▶ INSTRUCTIONS TO FOLLOW
Pick every line with "started" from the material below.

══ DATASET RECORDS ══

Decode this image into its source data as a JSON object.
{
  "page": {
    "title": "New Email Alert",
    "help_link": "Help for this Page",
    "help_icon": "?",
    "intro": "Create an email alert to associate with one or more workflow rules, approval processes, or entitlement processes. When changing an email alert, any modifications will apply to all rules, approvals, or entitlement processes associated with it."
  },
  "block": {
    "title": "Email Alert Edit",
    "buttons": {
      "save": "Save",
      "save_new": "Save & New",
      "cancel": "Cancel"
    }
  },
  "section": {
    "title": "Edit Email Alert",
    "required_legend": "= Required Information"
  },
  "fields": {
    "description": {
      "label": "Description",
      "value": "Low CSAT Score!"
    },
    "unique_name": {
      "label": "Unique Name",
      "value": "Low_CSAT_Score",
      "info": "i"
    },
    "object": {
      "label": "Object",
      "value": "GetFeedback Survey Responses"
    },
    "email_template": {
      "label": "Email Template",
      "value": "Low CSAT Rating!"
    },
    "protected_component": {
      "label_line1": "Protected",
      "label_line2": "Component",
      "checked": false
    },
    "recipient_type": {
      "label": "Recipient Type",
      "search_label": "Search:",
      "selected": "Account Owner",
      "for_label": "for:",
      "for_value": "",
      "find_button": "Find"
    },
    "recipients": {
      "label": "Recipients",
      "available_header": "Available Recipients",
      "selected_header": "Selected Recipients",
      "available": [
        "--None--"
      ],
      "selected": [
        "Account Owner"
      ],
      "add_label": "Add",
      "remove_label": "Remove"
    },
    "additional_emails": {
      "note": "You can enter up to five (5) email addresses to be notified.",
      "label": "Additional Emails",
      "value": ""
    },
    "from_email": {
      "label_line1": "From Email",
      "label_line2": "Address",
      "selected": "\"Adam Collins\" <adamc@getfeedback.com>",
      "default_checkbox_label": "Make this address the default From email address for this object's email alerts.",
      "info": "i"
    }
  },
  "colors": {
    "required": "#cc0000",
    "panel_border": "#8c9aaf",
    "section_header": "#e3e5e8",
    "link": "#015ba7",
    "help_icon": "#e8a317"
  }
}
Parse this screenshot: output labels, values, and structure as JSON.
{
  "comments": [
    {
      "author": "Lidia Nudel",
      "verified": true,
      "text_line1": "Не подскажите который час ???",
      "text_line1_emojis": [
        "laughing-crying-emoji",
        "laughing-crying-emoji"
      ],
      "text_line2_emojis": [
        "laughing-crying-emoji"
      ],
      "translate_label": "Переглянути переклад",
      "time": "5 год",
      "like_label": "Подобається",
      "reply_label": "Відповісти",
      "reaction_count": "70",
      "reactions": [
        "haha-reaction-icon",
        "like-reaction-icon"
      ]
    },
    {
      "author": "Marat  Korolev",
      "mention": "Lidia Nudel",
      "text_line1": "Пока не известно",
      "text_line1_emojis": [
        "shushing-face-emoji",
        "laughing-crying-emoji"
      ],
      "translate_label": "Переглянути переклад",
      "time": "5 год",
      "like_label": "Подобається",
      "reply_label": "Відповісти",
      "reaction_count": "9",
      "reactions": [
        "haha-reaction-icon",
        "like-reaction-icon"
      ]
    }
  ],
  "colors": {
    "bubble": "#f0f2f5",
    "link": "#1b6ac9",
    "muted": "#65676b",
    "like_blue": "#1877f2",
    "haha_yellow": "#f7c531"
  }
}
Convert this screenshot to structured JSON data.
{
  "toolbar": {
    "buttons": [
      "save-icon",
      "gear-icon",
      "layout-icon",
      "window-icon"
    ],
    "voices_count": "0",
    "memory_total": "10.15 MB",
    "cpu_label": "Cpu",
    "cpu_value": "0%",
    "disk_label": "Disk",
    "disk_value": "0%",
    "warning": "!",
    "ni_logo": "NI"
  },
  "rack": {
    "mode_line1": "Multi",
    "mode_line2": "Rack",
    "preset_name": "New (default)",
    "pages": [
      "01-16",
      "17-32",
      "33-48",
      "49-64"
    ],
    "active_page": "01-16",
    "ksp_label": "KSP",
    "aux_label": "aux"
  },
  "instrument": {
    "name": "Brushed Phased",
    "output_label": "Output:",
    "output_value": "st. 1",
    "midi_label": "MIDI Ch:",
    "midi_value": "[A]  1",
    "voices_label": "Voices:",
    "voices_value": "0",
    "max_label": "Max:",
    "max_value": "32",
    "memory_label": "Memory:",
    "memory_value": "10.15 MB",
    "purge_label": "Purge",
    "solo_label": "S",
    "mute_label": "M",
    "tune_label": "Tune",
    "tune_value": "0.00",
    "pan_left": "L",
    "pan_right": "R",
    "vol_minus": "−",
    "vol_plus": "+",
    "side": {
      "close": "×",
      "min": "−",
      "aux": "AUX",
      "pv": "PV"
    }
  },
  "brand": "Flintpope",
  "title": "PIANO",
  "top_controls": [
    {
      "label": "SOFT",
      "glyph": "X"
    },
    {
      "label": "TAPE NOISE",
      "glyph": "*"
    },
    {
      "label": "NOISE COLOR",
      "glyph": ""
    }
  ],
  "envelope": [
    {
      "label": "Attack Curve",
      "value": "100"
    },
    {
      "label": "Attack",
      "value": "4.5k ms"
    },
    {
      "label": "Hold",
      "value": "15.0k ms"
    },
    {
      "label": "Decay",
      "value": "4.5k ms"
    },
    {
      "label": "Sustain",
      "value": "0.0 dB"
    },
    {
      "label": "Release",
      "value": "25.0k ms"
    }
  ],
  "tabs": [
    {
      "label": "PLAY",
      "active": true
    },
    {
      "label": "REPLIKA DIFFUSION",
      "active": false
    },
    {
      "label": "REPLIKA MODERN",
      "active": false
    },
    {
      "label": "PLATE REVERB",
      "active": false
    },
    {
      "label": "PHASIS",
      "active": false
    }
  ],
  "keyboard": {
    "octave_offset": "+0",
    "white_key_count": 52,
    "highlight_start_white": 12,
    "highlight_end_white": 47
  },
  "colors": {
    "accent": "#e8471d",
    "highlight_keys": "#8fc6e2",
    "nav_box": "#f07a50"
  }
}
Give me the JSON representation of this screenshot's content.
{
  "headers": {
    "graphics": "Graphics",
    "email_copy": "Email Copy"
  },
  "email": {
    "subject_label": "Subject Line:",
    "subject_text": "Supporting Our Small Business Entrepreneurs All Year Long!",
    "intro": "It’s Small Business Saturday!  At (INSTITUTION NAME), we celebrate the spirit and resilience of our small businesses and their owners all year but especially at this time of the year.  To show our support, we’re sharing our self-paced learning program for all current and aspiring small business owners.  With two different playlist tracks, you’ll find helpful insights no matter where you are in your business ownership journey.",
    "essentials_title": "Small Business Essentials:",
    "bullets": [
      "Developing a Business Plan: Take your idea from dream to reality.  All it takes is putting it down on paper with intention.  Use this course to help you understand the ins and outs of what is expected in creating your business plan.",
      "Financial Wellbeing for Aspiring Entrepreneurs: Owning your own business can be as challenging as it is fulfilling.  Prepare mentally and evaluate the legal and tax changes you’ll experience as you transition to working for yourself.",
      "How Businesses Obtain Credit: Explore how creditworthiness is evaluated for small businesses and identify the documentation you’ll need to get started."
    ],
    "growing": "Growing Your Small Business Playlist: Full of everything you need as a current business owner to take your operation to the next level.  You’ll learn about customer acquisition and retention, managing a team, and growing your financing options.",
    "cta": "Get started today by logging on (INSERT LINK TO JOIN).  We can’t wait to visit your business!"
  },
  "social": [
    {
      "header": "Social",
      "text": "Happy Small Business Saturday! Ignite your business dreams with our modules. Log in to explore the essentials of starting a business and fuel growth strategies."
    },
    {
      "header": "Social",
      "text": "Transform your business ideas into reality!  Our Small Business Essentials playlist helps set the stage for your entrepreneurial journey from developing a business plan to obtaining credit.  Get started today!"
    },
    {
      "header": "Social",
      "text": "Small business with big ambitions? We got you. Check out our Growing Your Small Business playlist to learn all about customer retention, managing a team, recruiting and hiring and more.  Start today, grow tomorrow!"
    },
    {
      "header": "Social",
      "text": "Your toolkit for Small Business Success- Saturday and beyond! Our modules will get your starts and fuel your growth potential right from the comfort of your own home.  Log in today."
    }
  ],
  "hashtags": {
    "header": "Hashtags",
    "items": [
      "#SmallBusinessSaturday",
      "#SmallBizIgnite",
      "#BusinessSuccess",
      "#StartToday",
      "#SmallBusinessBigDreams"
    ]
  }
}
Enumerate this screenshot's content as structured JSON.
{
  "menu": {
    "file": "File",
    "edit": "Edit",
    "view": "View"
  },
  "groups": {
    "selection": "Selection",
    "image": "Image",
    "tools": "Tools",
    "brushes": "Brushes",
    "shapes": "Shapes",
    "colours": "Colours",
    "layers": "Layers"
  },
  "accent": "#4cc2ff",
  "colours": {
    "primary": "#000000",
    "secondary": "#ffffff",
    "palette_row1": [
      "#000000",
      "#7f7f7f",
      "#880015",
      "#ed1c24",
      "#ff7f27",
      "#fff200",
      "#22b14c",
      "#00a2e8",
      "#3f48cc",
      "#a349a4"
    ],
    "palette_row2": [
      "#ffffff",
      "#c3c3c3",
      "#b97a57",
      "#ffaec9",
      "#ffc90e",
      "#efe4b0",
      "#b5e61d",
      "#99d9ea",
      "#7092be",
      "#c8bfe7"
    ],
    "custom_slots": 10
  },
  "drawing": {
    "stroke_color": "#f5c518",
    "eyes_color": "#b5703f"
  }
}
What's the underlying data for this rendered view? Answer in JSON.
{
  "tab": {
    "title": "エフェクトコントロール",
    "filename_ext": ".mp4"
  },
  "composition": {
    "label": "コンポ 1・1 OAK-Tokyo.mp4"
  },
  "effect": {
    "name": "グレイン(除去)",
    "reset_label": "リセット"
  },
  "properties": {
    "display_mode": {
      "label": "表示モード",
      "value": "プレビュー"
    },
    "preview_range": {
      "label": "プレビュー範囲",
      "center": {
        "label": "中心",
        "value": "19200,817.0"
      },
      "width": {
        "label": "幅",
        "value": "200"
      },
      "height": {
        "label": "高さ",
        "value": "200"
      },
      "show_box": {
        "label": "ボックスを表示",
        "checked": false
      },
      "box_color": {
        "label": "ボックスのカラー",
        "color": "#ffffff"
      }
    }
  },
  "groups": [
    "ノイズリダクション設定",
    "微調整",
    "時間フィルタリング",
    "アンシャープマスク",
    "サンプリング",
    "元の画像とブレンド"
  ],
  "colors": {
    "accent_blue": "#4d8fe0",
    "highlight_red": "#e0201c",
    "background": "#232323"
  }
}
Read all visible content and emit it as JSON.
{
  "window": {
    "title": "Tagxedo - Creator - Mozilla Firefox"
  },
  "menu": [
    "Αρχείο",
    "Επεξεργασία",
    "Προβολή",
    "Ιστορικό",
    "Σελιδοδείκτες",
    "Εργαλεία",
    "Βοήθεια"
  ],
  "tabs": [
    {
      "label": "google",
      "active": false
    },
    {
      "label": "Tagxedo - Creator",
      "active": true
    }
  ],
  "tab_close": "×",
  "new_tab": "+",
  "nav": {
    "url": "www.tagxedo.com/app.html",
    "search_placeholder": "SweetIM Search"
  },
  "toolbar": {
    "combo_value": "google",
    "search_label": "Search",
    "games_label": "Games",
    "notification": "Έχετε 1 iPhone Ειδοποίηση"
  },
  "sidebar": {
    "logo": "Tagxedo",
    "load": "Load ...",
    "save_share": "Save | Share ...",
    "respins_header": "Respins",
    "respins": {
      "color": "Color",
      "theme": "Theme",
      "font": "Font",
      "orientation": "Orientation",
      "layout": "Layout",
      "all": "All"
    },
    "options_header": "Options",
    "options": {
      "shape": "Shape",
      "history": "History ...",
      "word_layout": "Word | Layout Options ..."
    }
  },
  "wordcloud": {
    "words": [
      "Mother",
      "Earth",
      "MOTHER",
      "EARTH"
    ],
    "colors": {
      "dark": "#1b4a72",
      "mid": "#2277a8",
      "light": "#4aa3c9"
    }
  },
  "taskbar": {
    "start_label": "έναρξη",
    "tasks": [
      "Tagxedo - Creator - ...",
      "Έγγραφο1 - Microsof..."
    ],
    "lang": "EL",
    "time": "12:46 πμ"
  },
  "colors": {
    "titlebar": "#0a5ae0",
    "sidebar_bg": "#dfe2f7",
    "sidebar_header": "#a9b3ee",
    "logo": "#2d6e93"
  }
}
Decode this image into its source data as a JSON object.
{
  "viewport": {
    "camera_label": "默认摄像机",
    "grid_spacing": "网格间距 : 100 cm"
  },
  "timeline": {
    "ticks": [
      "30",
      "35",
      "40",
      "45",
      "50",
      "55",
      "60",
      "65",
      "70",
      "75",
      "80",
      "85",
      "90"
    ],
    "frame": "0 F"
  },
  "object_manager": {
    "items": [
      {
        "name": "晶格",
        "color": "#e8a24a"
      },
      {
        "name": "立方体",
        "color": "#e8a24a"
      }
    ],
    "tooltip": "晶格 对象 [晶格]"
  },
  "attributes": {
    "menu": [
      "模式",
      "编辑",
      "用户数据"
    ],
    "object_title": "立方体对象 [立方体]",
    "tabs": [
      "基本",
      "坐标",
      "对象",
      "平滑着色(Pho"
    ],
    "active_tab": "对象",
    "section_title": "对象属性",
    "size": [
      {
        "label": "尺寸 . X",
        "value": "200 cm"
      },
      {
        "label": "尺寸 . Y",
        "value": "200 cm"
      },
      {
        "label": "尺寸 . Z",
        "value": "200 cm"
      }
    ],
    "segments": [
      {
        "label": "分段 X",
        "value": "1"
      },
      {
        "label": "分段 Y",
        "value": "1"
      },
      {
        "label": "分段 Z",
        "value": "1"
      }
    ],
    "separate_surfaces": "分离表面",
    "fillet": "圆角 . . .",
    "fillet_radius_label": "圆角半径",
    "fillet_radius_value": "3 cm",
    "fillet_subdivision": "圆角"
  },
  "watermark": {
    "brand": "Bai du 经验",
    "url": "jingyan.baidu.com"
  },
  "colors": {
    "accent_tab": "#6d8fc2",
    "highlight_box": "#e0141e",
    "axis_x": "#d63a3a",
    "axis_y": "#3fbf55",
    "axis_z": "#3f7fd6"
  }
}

═══

▶ RIGHT ANSWER
      "How Businesses Obtain Credit: Explore how creditworthiness is evaluated for small businesses and identify the documentation you’ll need to get started."
    "cta": "Get started today by logging on (INSERT LINK TO JOIN).  We can’t wait to visit your business!"
      "text": "Transform your business ideas into reality!  Our Small Business Essentials playlist helps set the stage for your entrepreneurial journey from developing a business plan to obtaining credit.  Get started today!"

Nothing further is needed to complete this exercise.